WHAT IS ASKED:
Check the listing below for lines that hold "placement". How many are there? Please give only the number.

DATA SUPPLIED:
· · ·
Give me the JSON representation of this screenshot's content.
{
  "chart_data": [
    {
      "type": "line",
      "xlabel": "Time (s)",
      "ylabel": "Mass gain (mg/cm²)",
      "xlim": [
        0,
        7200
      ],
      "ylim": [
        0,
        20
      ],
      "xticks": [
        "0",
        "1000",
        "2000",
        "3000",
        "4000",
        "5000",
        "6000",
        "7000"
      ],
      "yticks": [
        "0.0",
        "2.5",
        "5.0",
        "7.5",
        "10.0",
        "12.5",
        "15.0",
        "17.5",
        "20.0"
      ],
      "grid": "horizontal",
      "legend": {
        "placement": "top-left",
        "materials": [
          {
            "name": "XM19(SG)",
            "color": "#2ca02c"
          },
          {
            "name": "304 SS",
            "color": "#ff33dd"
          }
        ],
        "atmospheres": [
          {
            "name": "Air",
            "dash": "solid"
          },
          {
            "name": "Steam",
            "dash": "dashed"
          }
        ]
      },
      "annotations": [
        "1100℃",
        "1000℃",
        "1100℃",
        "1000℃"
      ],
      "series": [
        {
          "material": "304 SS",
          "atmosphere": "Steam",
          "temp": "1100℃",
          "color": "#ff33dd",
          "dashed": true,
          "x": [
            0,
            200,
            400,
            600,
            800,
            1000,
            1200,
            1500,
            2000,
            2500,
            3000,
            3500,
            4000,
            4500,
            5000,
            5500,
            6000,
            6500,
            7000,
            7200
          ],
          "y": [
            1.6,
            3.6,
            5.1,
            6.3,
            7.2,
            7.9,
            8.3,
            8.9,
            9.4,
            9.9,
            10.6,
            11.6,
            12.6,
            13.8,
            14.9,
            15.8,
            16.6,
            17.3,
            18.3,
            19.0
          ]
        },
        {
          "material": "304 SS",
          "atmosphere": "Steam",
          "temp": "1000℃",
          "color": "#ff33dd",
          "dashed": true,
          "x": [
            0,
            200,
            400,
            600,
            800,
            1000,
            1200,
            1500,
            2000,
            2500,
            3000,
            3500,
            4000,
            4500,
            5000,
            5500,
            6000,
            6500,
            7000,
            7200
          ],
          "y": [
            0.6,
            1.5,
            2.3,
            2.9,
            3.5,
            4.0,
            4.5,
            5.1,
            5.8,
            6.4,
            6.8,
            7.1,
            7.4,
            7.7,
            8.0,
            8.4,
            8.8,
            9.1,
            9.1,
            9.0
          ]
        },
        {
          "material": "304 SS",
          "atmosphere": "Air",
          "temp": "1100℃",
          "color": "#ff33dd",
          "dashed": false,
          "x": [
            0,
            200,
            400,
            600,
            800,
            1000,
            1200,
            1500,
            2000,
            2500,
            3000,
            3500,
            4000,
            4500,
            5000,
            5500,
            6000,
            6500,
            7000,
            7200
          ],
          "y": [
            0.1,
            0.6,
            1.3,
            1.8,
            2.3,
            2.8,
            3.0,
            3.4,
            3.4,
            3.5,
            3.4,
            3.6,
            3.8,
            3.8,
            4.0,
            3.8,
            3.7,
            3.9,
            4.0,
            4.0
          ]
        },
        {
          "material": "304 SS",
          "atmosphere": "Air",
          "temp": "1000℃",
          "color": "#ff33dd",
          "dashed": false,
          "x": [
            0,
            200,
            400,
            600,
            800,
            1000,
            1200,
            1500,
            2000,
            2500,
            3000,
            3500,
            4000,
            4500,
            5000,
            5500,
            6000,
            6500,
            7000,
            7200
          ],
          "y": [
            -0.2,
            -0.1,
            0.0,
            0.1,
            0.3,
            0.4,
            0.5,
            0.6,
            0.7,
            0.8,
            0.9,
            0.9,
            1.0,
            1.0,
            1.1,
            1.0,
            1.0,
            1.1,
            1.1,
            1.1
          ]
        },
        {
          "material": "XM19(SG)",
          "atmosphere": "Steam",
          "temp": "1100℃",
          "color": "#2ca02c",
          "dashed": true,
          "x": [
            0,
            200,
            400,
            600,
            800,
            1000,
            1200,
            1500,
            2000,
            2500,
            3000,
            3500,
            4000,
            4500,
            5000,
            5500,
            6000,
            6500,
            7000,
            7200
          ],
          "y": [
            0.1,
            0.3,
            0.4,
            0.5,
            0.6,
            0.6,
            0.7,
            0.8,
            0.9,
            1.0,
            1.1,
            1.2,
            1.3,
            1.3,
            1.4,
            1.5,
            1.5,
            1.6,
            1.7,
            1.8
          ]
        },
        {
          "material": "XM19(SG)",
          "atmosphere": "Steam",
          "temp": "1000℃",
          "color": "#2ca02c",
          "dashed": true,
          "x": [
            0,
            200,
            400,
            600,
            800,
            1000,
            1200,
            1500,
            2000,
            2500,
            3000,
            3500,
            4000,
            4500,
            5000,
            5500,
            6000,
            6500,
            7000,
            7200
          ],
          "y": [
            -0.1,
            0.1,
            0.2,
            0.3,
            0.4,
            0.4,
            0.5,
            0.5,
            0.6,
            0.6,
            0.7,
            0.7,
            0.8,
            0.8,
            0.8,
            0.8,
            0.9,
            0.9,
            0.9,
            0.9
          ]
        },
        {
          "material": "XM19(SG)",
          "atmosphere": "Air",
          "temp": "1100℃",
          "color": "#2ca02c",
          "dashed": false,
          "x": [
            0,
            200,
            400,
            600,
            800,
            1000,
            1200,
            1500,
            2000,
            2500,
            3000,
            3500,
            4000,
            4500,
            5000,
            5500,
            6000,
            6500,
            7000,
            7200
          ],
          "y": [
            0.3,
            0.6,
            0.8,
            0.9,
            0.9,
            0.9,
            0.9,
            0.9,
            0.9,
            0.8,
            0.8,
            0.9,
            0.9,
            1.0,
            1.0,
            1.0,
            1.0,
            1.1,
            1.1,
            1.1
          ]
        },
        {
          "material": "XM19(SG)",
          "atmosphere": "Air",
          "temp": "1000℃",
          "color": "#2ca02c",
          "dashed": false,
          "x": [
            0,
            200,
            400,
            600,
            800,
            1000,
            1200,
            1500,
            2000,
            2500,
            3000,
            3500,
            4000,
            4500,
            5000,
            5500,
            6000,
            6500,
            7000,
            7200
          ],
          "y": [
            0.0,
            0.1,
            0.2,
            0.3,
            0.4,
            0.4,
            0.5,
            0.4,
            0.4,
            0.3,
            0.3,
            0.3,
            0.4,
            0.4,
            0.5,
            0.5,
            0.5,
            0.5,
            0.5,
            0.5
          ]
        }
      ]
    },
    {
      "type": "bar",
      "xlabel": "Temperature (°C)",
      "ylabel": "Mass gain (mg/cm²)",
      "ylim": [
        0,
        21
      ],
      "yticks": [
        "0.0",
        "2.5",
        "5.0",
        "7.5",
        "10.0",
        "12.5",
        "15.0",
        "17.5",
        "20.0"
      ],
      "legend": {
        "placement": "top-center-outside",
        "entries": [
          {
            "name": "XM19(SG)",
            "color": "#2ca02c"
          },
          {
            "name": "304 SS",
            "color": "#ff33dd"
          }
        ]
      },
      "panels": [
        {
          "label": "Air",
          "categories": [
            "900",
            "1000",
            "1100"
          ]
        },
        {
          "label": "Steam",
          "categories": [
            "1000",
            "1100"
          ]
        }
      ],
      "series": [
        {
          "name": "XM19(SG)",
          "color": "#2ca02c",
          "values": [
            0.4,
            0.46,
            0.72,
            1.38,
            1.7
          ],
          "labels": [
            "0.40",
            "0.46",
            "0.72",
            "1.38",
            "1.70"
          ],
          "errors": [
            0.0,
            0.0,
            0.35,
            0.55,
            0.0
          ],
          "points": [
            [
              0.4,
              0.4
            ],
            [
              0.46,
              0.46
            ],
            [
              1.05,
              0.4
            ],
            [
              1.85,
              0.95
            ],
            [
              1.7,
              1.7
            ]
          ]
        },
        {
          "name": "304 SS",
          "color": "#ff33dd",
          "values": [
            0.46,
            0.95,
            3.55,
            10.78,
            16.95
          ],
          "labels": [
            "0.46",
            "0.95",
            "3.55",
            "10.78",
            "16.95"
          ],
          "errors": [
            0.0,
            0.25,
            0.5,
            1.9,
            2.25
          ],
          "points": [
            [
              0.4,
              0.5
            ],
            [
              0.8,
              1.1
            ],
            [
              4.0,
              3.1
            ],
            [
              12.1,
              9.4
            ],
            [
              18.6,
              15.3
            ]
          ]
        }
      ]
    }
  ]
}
· · ·
FULL SOLUTION:
2